Return the listing below in full, with every line exactly as it is.
------------------------
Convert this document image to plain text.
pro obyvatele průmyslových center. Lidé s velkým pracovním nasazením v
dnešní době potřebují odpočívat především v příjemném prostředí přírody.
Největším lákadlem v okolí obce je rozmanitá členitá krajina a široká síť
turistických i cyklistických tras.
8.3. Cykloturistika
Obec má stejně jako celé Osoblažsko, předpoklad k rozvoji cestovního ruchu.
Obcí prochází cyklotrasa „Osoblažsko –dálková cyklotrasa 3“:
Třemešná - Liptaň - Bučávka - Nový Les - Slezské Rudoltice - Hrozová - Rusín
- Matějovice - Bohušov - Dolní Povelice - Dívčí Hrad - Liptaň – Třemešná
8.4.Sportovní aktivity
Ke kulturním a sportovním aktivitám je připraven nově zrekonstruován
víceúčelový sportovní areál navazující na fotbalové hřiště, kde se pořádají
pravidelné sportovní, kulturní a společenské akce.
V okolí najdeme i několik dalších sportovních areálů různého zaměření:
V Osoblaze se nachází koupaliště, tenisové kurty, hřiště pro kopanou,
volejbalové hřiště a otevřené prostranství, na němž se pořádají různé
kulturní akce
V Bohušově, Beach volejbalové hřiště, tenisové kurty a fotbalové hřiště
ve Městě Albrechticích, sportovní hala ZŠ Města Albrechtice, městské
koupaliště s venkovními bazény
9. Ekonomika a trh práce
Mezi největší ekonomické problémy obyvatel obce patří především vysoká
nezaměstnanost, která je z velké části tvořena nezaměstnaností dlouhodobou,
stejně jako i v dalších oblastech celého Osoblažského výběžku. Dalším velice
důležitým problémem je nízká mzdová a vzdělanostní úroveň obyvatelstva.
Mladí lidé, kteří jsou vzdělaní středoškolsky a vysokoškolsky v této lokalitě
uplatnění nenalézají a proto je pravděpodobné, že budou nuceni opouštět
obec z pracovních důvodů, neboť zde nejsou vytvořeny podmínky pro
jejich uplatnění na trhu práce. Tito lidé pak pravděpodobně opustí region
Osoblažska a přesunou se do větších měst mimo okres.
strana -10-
------------------------
TASK SOLUTION
Convert this document image to plain text.
pro obyvatele průmyslových center. Lidé s velkým pracovním nasazením v
dnešní době potřebují odpočívat především v příjemném prostředí přírody.
Největším lákadlem v okolí obce je rozmanitá členitá krajina a široká síť
turistických i cyklistických tras.
8.3. Cykloturistika
Obec má stejně jako celé Osoblažsko, předpoklad k rozvoji cestovního ruchu.
Obcí prochází cyklotrasa „Osoblažsko –dálková cyklotrasa 3“:
Třemešná - Liptaň - Bučávka - Nový Les - Slezské Rudoltice - Hrozová - Rusín
- Matějovice - Bohušov - Dolní Povelice - Dívčí Hrad - Liptaň – Třemešná
8.4.Sportovní aktivity
Ke kulturním a sportovním aktivitám je připraven nově zrekonstruován
víceúčelový sportovní areál navazující na fotbalové hřiště, kde se pořádají
pravidelné sportovní, kulturní a společenské akce.
V okolí najdeme i několik dalších sportovních areálů různého zaměření:
V Osoblaze se nachází koupaliště, tenisové kurty, hřiště pro kopanou,
volejbalové hřiště a otevřené prostranství, na němž se pořádají různé
kulturní akce
V Bohušově, Beach volejbalové hřiště, tenisové kurty a fotbalové hřiště
ve Městě Albrechticích, sportovní hala ZŠ Města Albrechtice, městské
koupaliště s venkovními bazény
9. Ekonomika a trh práce
Mezi největší ekonomické problémy obyvatel obce patří především vysoká
nezaměstnanost, která je z velké části tvořena nezaměstnaností dlouhodobou,
stejně jako i v dalších oblastech celého Osoblažského výběžku. Dalším velice
důležitým problémem je nízká mzdová a vzdělanostní úroveň obyvatelstva.
Mladí lidé, kteří jsou vzdělaní středoškolsky a vysokoškolsky v této lokalitě
uplatnění nenalézají a proto je pravděpodobné, že budou nuceni opouštět
obec z pracovních důvodů, neboť zde nejsou vytvořeny podmínky pro
jejich uplatnění na trhu práce. Tito lidé pak pravděpodobně opustí region
Osoblažska a přesunou se do větších měst mimo okres.
strana -10-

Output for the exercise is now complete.